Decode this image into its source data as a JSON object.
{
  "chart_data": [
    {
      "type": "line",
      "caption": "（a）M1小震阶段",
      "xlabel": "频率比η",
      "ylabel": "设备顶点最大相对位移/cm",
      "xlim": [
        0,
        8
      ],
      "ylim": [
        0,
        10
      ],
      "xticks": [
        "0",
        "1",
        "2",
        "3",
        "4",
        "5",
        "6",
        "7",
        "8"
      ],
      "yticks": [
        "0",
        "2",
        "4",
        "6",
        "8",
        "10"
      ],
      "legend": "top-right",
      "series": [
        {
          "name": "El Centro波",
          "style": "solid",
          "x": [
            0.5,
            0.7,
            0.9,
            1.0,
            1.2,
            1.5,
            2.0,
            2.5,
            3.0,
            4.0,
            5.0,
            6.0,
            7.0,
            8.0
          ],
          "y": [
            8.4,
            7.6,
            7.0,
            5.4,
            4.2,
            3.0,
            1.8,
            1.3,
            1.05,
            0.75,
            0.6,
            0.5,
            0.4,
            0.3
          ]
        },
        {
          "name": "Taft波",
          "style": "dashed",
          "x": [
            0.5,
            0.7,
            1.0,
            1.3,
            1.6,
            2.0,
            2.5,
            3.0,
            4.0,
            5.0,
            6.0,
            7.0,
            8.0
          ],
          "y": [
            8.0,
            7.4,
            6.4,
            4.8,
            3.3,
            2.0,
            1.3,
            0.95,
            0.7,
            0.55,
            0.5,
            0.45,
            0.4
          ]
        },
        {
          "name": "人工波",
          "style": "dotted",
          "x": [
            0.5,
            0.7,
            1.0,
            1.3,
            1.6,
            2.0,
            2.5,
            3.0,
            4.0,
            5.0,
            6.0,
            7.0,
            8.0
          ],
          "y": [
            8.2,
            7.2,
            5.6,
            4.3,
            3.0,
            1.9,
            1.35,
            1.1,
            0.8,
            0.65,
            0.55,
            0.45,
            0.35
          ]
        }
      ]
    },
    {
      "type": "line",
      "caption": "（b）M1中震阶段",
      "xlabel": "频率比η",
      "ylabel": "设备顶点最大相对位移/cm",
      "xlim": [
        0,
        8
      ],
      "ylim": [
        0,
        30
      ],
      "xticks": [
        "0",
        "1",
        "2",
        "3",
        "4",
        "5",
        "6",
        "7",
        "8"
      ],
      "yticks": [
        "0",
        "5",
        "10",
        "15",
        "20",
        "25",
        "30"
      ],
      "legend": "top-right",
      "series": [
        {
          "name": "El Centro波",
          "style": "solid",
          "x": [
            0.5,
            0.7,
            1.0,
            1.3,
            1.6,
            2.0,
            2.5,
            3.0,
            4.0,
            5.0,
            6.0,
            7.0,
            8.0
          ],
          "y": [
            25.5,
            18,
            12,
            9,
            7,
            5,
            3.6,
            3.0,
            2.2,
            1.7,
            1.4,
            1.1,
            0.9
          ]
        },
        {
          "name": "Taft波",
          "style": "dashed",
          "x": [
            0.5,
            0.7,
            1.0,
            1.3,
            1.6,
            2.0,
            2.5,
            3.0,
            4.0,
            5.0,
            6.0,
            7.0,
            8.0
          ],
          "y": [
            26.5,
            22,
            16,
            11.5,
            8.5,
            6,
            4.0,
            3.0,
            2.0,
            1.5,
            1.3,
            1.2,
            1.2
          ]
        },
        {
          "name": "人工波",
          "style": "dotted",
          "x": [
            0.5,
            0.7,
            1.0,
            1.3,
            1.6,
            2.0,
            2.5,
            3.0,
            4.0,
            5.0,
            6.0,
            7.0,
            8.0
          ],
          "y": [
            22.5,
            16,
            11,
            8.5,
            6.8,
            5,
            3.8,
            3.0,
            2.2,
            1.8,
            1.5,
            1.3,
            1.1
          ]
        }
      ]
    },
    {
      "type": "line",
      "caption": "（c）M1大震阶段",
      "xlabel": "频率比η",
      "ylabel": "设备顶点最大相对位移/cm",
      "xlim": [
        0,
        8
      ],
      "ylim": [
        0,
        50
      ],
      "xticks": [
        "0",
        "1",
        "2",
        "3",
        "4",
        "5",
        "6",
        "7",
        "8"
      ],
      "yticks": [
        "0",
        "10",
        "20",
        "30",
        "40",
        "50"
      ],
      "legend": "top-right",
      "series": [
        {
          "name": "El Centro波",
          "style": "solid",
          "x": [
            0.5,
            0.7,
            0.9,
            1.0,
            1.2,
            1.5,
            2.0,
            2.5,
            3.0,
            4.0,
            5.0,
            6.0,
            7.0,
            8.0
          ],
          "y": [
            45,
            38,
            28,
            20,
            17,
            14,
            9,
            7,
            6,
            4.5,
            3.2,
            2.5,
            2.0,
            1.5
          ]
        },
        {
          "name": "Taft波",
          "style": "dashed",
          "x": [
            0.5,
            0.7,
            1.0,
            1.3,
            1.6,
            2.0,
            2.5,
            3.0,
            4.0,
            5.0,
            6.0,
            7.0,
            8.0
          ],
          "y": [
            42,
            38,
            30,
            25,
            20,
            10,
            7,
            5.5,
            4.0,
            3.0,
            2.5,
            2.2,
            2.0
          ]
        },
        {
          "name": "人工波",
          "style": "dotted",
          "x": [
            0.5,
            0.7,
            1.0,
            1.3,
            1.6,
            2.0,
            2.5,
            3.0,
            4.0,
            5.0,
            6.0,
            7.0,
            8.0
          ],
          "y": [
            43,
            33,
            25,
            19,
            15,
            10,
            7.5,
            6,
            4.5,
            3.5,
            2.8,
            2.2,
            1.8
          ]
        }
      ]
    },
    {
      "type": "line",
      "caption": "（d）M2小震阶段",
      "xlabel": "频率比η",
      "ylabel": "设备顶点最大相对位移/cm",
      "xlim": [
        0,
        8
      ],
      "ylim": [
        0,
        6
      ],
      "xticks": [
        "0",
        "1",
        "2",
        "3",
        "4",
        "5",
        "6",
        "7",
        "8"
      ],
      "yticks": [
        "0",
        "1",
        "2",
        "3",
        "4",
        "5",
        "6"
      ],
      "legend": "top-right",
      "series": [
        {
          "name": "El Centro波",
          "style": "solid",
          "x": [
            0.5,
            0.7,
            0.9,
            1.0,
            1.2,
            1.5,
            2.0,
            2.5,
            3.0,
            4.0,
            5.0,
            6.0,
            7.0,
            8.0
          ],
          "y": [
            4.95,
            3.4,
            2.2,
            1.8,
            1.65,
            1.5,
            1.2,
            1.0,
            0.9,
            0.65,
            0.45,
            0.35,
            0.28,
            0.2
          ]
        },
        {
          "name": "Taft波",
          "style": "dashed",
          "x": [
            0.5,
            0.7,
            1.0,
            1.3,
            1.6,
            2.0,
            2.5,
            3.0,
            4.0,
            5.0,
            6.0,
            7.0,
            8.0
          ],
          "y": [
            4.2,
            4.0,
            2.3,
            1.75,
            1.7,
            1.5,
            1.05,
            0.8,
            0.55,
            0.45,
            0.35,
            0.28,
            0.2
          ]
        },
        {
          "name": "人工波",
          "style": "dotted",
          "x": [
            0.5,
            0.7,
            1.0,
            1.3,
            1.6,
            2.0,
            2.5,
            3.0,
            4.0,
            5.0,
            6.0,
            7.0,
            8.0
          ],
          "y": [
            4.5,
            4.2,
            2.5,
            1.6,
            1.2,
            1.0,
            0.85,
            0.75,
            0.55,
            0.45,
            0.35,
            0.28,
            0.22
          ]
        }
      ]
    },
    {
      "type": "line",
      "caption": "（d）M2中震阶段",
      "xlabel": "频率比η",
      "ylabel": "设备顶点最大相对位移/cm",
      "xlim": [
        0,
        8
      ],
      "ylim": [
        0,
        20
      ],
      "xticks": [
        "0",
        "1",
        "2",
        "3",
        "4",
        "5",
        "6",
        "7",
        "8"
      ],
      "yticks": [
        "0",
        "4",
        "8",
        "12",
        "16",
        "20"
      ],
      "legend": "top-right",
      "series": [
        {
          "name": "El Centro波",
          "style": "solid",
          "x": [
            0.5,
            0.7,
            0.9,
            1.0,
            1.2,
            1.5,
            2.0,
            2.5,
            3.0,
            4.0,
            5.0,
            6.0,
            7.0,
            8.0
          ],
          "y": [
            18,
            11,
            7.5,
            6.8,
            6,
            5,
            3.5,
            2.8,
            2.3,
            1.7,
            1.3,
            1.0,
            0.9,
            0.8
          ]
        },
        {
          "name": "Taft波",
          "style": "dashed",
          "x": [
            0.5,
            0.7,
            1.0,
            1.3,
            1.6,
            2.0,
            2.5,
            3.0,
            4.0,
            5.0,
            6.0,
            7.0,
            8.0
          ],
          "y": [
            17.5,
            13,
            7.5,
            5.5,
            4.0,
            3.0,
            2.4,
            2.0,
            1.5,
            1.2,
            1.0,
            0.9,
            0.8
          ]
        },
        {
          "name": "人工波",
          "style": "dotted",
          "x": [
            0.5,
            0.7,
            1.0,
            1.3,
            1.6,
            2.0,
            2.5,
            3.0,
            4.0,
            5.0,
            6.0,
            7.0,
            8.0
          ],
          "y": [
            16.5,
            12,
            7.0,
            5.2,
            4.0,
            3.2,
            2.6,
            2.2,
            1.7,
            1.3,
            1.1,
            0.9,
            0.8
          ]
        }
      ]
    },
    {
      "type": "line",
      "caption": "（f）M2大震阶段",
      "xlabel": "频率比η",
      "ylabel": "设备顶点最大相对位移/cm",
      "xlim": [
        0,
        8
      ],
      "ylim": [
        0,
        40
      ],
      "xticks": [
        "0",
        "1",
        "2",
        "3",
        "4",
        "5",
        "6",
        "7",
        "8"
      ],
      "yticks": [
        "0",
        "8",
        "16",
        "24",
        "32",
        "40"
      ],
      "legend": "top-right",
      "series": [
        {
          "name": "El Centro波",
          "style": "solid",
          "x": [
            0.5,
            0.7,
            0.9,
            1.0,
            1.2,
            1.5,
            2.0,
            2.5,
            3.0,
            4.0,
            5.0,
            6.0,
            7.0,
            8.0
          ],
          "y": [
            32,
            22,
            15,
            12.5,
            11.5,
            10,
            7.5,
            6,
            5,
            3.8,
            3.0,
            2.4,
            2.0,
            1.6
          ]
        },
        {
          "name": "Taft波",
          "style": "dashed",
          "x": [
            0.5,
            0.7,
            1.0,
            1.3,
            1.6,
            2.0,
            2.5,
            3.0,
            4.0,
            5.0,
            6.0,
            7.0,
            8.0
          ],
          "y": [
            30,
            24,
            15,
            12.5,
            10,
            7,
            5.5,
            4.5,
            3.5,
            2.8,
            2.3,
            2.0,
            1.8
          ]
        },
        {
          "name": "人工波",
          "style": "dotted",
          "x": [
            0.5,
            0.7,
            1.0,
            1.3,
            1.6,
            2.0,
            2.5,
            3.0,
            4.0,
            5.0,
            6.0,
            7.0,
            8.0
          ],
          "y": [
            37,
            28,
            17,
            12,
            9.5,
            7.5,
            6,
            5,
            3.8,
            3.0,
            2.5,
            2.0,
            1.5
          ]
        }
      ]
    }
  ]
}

^^^^

Only the count is needed: the number of lines in the data that include the word "caption".

6